PROVIDED ENTRIES:
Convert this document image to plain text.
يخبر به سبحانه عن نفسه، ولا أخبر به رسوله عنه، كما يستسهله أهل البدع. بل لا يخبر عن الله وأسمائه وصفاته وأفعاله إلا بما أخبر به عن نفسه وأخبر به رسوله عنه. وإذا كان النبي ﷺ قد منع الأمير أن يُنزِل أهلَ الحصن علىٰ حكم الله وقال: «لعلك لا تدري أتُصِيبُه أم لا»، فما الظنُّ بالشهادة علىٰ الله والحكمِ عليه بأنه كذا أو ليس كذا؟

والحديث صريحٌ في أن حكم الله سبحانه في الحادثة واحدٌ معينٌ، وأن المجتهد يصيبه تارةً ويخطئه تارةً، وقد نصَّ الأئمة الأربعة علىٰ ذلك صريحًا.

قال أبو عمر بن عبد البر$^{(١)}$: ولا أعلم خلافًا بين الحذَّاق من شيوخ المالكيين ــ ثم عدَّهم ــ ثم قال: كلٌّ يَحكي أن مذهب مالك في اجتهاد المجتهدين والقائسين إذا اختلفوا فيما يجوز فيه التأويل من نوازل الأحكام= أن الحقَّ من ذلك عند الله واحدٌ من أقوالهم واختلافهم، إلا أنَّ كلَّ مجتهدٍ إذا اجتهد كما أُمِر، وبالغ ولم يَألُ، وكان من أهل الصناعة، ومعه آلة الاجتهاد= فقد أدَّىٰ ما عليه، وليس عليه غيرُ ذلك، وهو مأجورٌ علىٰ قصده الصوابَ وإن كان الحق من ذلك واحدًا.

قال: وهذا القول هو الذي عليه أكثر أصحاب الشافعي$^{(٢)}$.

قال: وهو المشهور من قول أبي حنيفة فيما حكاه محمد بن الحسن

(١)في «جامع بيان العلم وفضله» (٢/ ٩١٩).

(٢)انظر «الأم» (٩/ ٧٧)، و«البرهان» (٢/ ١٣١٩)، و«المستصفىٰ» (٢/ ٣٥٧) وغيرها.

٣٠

STATED GOAL: Nothing in the data may differ; print all of it exactly as written.

PROBLEM SOLUTION:
Convert this document image to plain text.
يخبر به سبحانه عن نفسه، ولا أخبر به رسوله عنه، كما يستسهله أهل البدع. بل لا يخبر عن الله وأسمائه وصفاته وأفعاله إلا بما أخبر به عن نفسه وأخبر به رسوله عنه. وإذا كان النبي ﷺ قد منع الأمير أن يُنزِل أهلَ الحصن علىٰ حكم الله وقال: «لعلك لا تدري أتُصِيبُه أم لا»، فما الظنُّ بالشهادة علىٰ الله والحكمِ عليه بأنه كذا أو ليس كذا؟

والحديث صريحٌ في أن حكم الله سبحانه في الحادثة واحدٌ معينٌ، وأن المجتهد يصيبه تارةً ويخطئه تارةً، وقد نصَّ الأئمة الأربعة علىٰ ذلك صريحًا.

قال أبو عمر بن عبد البر$^{(١)}$: ولا أعلم خلافًا بين الحذَّاق من شيوخ المالكيين ــ ثم عدَّهم ــ ثم قال: كلٌّ يَحكي أن مذهب مالك في اجتهاد المجتهدين والقائسين إذا اختلفوا فيما يجوز فيه التأويل من نوازل الأحكام= أن الحقَّ من ذلك عند الله واحدٌ من أقوالهم واختلافهم، إلا أنَّ كلَّ مجتهدٍ إذا اجتهد كما أُمِر، وبالغ ولم يَألُ، وكان من أهل الصناعة، ومعه آلة الاجتهاد= فقد أدَّىٰ ما عليه، وليس عليه غيرُ ذلك، وهو مأجورٌ علىٰ قصده الصوابَ وإن كان الحق من ذلك واحدًا.

قال: وهذا القول هو الذي عليه أكثر أصحاب الشافعي$^{(٢)}$.

قال: وهو المشهور من قول أبي حنيفة فيما حكاه محمد بن الحسن

(١)في «جامع بيان العلم وفضله» (٢/ ٩١٩).

(٢)انظر «الأم» (٩/ ٧٧)، و«البرهان» (٢/ ١٣١٩)، و«المستصفىٰ» (٢/ ٣٥٧) وغيرها.

٣٠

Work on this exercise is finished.